Which lines have the string "color"? Copy all of them from the entries below.
>> Begin Task input
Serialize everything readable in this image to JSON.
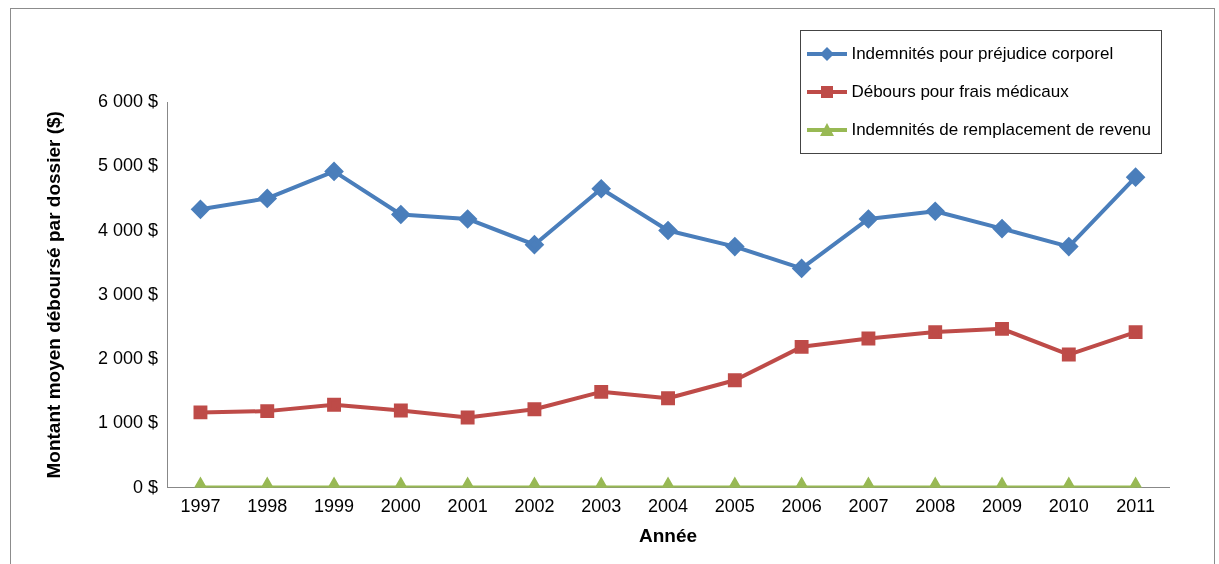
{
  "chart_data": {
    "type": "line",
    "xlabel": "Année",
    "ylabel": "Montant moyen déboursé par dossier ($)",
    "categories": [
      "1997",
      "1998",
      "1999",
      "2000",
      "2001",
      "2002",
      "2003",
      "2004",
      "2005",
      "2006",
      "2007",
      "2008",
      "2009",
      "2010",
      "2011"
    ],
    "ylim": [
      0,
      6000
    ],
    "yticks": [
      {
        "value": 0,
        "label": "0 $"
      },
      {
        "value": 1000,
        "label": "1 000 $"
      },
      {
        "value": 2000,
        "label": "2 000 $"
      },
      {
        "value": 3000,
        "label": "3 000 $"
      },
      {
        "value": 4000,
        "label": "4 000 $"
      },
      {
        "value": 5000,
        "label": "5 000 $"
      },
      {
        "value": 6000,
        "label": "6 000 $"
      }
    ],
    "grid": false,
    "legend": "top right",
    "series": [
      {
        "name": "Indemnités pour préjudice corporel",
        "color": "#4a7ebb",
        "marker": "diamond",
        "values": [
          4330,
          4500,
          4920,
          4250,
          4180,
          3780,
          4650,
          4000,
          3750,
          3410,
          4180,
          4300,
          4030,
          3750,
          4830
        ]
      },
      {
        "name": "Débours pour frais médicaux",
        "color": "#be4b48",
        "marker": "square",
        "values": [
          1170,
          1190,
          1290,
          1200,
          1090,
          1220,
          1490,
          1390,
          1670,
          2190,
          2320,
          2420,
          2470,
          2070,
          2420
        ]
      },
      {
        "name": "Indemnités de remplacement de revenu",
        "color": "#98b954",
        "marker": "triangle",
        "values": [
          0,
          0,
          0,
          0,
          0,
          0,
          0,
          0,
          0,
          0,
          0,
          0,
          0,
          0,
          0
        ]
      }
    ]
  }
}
>> End Task input
> Exercise answer
        "color": "#4a7ebb",
        "color": "#be4b48",
        "color": "#98b954",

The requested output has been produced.